WORK TO COMPLETE »
Check every line below for the word "seguridad" and copy the ones that have it.

[begin DATA]

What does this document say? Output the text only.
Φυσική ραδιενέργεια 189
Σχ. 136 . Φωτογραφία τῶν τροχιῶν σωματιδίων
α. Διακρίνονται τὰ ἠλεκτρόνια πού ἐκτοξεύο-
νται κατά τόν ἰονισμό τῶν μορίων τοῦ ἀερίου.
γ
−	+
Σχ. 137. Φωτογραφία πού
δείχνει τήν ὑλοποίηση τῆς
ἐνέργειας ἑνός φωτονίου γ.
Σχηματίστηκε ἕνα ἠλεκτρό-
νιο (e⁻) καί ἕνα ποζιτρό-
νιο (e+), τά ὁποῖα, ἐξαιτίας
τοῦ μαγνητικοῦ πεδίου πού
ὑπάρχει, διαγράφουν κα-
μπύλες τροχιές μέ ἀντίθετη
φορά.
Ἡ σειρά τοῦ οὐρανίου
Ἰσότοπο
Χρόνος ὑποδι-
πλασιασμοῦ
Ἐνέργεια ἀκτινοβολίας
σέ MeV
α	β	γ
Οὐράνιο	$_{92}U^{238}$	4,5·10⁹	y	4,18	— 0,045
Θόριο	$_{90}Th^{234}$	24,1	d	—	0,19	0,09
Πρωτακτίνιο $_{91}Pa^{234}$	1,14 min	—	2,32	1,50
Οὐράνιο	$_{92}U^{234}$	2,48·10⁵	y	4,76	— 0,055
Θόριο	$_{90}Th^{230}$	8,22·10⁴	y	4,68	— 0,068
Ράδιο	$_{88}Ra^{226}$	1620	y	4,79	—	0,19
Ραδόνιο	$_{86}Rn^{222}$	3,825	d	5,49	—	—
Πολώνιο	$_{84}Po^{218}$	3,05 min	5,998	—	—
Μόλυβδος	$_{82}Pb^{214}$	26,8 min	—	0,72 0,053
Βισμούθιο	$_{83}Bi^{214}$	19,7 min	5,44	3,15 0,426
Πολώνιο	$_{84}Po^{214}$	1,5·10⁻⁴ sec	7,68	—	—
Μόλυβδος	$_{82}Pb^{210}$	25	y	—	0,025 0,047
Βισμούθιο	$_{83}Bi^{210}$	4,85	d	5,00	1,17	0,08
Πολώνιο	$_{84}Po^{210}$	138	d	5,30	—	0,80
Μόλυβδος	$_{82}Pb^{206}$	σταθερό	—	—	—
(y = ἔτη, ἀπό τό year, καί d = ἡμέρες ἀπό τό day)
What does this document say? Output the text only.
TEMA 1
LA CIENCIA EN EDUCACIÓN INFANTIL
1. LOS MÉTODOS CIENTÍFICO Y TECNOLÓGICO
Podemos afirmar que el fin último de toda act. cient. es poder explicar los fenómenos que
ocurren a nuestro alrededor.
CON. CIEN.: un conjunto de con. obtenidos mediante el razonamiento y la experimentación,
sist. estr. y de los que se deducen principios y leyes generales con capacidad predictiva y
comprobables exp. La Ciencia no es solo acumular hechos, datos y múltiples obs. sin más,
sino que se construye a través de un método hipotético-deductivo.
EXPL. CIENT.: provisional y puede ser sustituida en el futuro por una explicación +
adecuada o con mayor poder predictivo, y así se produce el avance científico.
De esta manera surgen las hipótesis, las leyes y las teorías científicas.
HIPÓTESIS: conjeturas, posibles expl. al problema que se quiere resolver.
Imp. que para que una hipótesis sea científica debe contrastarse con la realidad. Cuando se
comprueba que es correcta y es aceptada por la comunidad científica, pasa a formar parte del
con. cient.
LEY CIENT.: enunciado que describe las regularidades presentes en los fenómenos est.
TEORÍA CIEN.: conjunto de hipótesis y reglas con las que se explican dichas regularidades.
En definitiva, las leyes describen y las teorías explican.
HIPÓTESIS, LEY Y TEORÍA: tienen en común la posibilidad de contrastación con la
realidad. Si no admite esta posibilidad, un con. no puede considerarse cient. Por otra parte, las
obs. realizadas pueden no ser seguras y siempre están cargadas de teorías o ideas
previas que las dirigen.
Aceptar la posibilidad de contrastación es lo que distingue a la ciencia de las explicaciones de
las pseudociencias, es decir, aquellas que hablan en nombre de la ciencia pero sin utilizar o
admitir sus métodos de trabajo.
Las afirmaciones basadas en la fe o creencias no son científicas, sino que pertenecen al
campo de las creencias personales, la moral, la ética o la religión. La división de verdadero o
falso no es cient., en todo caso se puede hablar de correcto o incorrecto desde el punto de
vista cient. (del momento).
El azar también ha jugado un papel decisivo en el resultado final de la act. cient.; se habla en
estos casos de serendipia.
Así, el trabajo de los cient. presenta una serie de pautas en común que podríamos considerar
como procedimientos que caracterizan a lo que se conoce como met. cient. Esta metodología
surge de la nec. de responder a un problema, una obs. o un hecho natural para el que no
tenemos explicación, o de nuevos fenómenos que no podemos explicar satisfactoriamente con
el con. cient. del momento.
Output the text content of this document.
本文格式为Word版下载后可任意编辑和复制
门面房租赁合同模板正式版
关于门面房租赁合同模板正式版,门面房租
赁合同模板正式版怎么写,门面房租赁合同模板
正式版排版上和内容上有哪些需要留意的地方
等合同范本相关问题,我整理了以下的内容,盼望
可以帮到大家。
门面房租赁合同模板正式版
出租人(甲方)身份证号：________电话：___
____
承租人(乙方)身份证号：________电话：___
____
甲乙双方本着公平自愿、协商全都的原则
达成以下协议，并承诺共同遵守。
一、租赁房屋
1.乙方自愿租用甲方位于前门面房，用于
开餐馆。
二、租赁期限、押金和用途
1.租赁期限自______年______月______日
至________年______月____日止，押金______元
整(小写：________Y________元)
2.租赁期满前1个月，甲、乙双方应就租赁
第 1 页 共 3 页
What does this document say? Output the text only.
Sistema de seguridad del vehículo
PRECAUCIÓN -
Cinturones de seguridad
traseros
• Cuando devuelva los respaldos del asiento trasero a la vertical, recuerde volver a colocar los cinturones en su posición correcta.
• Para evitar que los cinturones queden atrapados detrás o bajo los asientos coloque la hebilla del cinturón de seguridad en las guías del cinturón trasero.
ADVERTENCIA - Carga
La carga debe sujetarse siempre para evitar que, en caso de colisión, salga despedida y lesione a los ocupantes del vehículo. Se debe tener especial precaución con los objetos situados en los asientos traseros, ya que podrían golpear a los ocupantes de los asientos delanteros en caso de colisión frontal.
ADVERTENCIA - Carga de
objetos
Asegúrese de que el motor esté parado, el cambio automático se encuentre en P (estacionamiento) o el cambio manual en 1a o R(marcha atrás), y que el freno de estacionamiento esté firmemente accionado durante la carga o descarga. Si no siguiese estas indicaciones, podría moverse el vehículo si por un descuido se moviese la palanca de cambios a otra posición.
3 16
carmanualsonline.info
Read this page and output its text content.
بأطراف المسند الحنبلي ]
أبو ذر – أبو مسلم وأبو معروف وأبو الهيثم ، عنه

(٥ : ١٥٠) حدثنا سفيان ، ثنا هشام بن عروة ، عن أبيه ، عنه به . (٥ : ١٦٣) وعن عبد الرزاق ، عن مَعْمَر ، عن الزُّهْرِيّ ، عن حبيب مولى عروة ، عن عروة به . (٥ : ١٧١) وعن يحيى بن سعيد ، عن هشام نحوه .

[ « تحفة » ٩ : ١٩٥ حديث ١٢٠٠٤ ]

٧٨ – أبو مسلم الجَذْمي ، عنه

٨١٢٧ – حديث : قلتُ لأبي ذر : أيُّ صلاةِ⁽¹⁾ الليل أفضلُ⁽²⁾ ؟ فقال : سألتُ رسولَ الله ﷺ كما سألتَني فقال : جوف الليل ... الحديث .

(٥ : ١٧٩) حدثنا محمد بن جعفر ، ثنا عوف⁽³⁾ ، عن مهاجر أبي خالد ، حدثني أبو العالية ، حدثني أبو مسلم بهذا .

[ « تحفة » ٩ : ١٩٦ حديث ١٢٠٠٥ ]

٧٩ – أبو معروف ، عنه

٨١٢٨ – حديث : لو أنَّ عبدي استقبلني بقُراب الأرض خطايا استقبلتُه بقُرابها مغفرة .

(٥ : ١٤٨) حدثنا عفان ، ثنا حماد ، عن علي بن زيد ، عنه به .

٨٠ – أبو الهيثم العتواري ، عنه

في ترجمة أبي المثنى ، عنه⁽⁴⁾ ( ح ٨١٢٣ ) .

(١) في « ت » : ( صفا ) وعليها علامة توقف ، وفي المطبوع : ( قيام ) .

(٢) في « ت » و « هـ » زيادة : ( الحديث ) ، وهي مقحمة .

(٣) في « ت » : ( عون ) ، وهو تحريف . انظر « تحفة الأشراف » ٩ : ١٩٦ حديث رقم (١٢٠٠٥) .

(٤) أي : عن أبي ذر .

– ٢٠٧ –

[end DATA]

FINAL RESULT »
Sistema de seguridad del vehículo
Cinturones de seguridad
• Para evitar que los cinturones queden atrapados detrás o bajo los asientos coloque la hebilla del cinturón de seguridad en las guías del cinturón trasero.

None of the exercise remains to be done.